[Dataset excerpt]
========
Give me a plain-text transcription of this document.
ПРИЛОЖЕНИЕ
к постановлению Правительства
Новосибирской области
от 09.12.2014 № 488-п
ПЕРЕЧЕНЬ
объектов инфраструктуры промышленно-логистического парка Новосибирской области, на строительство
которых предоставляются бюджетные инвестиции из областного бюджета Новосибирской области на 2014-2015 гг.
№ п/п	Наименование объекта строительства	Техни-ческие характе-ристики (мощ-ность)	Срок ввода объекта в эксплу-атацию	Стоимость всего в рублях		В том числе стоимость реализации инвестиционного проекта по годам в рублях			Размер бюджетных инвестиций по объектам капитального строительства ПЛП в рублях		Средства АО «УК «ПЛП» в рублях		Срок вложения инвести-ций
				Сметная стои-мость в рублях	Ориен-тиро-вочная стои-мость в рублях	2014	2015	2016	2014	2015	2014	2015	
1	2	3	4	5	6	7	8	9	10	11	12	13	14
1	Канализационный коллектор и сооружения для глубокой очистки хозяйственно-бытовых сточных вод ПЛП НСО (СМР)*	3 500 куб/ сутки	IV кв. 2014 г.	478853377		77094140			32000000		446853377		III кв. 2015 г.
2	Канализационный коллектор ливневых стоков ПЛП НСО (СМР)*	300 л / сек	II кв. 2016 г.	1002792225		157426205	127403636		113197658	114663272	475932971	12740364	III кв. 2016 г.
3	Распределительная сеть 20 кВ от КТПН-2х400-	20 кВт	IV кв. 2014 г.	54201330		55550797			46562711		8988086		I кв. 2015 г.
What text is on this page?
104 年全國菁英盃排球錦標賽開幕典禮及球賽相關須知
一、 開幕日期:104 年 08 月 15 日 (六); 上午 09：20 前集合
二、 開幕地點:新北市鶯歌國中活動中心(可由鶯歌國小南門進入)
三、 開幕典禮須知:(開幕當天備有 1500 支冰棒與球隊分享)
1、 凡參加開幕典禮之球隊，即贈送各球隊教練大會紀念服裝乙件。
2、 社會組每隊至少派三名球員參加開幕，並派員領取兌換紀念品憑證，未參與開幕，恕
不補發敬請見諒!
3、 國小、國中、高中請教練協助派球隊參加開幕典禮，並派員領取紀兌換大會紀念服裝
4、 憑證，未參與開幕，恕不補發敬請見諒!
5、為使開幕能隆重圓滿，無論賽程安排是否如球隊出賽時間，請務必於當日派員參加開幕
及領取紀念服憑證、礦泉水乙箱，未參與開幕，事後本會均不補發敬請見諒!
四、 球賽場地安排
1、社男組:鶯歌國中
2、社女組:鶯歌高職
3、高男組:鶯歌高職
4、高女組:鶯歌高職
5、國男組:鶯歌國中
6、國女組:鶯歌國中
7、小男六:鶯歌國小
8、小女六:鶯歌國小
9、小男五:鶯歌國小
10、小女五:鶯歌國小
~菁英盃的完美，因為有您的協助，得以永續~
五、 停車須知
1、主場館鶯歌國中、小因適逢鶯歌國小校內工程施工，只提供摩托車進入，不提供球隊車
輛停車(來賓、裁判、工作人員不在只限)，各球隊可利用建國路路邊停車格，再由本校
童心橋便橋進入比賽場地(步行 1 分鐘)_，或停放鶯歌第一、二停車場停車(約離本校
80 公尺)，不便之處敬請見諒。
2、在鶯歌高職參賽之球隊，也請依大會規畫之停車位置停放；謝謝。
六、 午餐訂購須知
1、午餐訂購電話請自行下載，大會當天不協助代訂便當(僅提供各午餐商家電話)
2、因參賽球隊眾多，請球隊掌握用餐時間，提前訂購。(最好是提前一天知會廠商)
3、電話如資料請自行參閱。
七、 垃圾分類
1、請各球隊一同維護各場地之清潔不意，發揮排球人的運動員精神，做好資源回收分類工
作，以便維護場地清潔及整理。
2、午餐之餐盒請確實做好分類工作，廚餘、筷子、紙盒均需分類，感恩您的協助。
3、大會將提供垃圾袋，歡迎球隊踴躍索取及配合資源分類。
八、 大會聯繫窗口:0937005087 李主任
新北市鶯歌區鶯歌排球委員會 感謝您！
========
▶ _WHAT YOU ARE ASKED TO DO_
Give an exact copy of all the data shown above.

▶ _THE ANSWER_
Give me a plain-text transcription of this document.
ПРИЛОЖЕНИЕ
к постановлению Правительства
Новосибирской области
от 09.12.2014 № 488-п
ПЕРЕЧЕНЬ
объектов инфраструктуры промышленно-логистического парка Новосибирской области, на строительство
которых предоставляются бюджетные инвестиции из областного бюджета Новосибирской области на 2014-2015 гг.
№ п/п	Наименование объекта строительства	Техни-ческие характе-ристики (мощ-ность)	Срок ввода объекта в эксплу-атацию	Стоимость всего в рублях		В том числе стоимость реализации инвестиционного проекта по годам в рублях			Размер бюджетных инвестиций по объектам капитального строительства ПЛП в рублях		Средства АО «УК «ПЛП» в рублях		Срок вложения инвести-ций
				Сметная стои-мость в рублях	Ориен-тиро-вочная стои-мость в рублях	2014	2015	2016	2014	2015	2014	2015	
1	2	3	4	5	6	7	8	9	10	11	12	13	14
1	Канализационный коллектор и сооружения для глубокой очистки хозяйственно-бытовых сточных вод ПЛП НСО (СМР)*	3 500 куб/ сутки	IV кв. 2014 г.	478853377		77094140			32000000		446853377		III кв. 2015 г.
2	Канализационный коллектор ливневых стоков ПЛП НСО (СМР)*	300 л / сек	II кв. 2016 г.	1002792225		157426205	127403636		113197658	114663272	475932971	12740364	III кв. 2016 г.
3	Распределительная сеть 20 кВ от КТПН-2х400-	20 кВт	IV кв. 2014 г.	54201330		55550797			46562711		8988086		I кв. 2015 г.
What text is on this page?
104 年全國菁英盃排球錦標賽開幕典禮及球賽相關須知
一、 開幕日期:104 年 08 月 15 日 (六); 上午 09：20 前集合
二、 開幕地點:新北市鶯歌國中活動中心(可由鶯歌國小南門進入)
三、 開幕典禮須知:(開幕當天備有 1500 支冰棒與球隊分享)
1、 凡參加開幕典禮之球隊，即贈送各球隊教練大會紀念服裝乙件。
2、 社會組每隊至少派三名球員參加開幕，並派員領取兌換紀念品憑證，未參與開幕，恕
不補發敬請見諒!
3、 國小、國中、高中請教練協助派球隊參加開幕典禮，並派員領取紀兌換大會紀念服裝
4、 憑證，未參與開幕，恕不補發敬請見諒!
5、為使開幕能隆重圓滿，無論賽程安排是否如球隊出賽時間，請務必於當日派員參加開幕
及領取紀念服憑證、礦泉水乙箱，未參與開幕，事後本會均不補發敬請見諒!
四、 球賽場地安排
1、社男組:鶯歌國中
2、社女組:鶯歌高職
3、高男組:鶯歌高職
4、高女組:鶯歌高職
5、國男組:鶯歌國中
6、國女組:鶯歌國中
7、小男六:鶯歌國小
8、小女六:鶯歌國小
9、小男五:鶯歌國小
10、小女五:鶯歌國小
~菁英盃的完美，因為有您的協助，得以永續~
五、 停車須知
1、主場館鶯歌國中、小因適逢鶯歌國小校內工程施工，只提供摩托車進入，不提供球隊車
輛停車(來賓、裁判、工作人員不在只限)，各球隊可利用建國路路邊停車格，再由本校
童心橋便橋進入比賽場地(步行 1 分鐘)_，或停放鶯歌第一、二停車場停車(約離本校
80 公尺)，不便之處敬請見諒。
2、在鶯歌高職參賽之球隊，也請依大會規畫之停車位置停放；謝謝。
六、 午餐訂購須知
1、午餐訂購電話請自行下載，大會當天不協助代訂便當(僅提供各午餐商家電話)
2、因參賽球隊眾多，請球隊掌握用餐時間，提前訂購。(最好是提前一天知會廠商)
3、電話如資料請自行參閱。
七、 垃圾分類
1、請各球隊一同維護各場地之清潔不意，發揮排球人的運動員精神，做好資源回收分類工
作，以便維護場地清潔及整理。
2、午餐之餐盒請確實做好分類工作，廚餘、筷子、紙盒均需分類，感恩您的協助。
3、大會將提供垃圾袋，歡迎球隊踴躍索取及配合資源分類。
八、 大會聯繫窗口:0937005087 李主任
新北市鶯歌區鶯歌排球委員會 感謝您！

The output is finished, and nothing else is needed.